Copy all of the material word for word, except for the pictures.

Items from a figure collection:
= = = = = = =

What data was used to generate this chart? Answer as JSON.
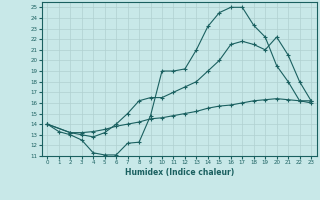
{
  "title": "",
  "xlabel": "Humidex (Indice chaleur)",
  "ylabel": "",
  "background_color": "#c8e8e8",
  "grid_color": "#b0d0d0",
  "line_color": "#1a6060",
  "xlim": [
    -0.5,
    23.5
  ],
  "ylim": [
    11,
    25.5
  ],
  "xticks": [
    0,
    1,
    2,
    3,
    4,
    5,
    6,
    7,
    8,
    9,
    10,
    11,
    12,
    13,
    14,
    15,
    16,
    17,
    18,
    19,
    20,
    21,
    22,
    23
  ],
  "yticks": [
    11,
    12,
    13,
    14,
    15,
    16,
    17,
    18,
    19,
    20,
    21,
    22,
    23,
    24,
    25
  ],
  "line1_x": [
    0,
    1,
    2,
    3,
    4,
    5,
    6,
    7,
    8,
    9,
    10,
    11,
    12,
    13,
    14,
    15,
    16,
    17,
    18,
    19,
    20,
    21,
    22,
    23
  ],
  "line1_y": [
    14.0,
    13.3,
    13.0,
    12.5,
    11.3,
    11.1,
    11.1,
    12.2,
    12.3,
    14.8,
    19.0,
    19.0,
    19.2,
    21.0,
    23.2,
    24.5,
    25.0,
    25.0,
    23.3,
    22.2,
    19.5,
    18.0,
    16.2,
    16.0
  ],
  "line2_x": [
    0,
    2,
    3,
    4,
    5,
    6,
    7,
    8,
    9,
    10,
    11,
    12,
    13,
    14,
    15,
    16,
    17,
    18,
    19,
    20,
    21,
    22,
    23
  ],
  "line2_y": [
    14.0,
    13.2,
    13.0,
    12.8,
    13.2,
    14.0,
    15.0,
    16.2,
    16.5,
    16.5,
    17.0,
    17.5,
    18.0,
    19.0,
    20.0,
    21.5,
    21.8,
    21.5,
    21.0,
    22.2,
    20.5,
    18.0,
    16.2
  ],
  "line3_x": [
    0,
    2,
    3,
    4,
    5,
    6,
    7,
    8,
    9,
    10,
    11,
    12,
    13,
    14,
    15,
    16,
    17,
    18,
    19,
    20,
    21,
    22,
    23
  ],
  "line3_y": [
    14.0,
    13.2,
    13.2,
    13.3,
    13.5,
    13.8,
    14.0,
    14.2,
    14.5,
    14.6,
    14.8,
    15.0,
    15.2,
    15.5,
    15.7,
    15.8,
    16.0,
    16.2,
    16.3,
    16.4,
    16.3,
    16.2,
    16.2
  ]
}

= = = = = = =

**EXPECTED ANSWER**
What data was used to generate this chart? Answer as JSON.
{
  "title": "",
  "xlabel": "Humidex (Indice chaleur)",
  "ylabel": "",
  "background_color": "#c8e8e8",
  "grid_color": "#b0d0d0",
  "line_color": "#1a6060",
  "xlim": [
    -0.5,
    23.5
  ],
  "ylim": [
    11,
    25.5
  ],
  "xticks": [
    0,
    1,
    2,
    3,
    4,
    5,
    6,
    7,
    8,
    9,
    10,
    11,
    12,
    13,
    14,
    15,
    16,
    17,
    18,
    19,
    20,
    21,
    22,
    23
  ],
  "yticks": [
    11,
    12,
    13,
    14,
    15,
    16,
    17,
    18,
    19,
    20,
    21,
    22,
    23,
    24,
    25
  ],
  "line1_x": [
    0,
    1,
    2,
    3,
    4,
    5,
    6,
    7,
    8,
    9,
    10,
    11,
    12,
    13,
    14,
    15,
    16,
    17,
    18,
    19,
    20,
    21,
    22,
    23
  ],
  "line1_y": [
    14.0,
    13.3,
    13.0,
    12.5,
    11.3,
    11.1,
    11.1,
    12.2,
    12.3,
    14.8,
    19.0,
    19.0,
    19.2,
    21.0,
    23.2,
    24.5,
    25.0,
    25.0,
    23.3,
    22.2,
    19.5,
    18.0,
    16.2,
    16.0
  ],
  "line2_x": [
    0,
    2,
    3,
    4,
    5,
    6,
    7,
    8,
    9,
    10,
    11,
    12,
    13,
    14,
    15,
    16,
    17,
    18,
    19,
    20,
    21,
    22,
    23
  ],
  "line2_y": [
    14.0,
    13.2,
    13.0,
    12.8,
    13.2,
    14.0,
    15.0,
    16.2,
    16.5,
    16.5,
    17.0,
    17.5,
    18.0,
    19.0,
    20.0,
    21.5,
    21.8,
    21.5,
    21.0,
    22.2,
    20.5,
    18.0,
    16.2
  ],
  "line3_x": [
    0,
    2,
    3,
    4,
    5,
    6,
    7,
    8,
    9,
    10,
    11,
    12,
    13,
    14,
    15,
    16,
    17,
    18,
    19,
    20,
    21,
    22,
    23
  ],
  "line3_y": [
    14.0,
    13.2,
    13.2,
    13.3,
    13.5,
    13.8,
    14.0,
    14.2,
    14.5,
    14.6,
    14.8,
    15.0,
    15.2,
    15.5,
    15.7,
    15.8,
    16.0,
    16.2,
    16.3,
    16.4,
    16.3,
    16.2,
    16.2
  ]
}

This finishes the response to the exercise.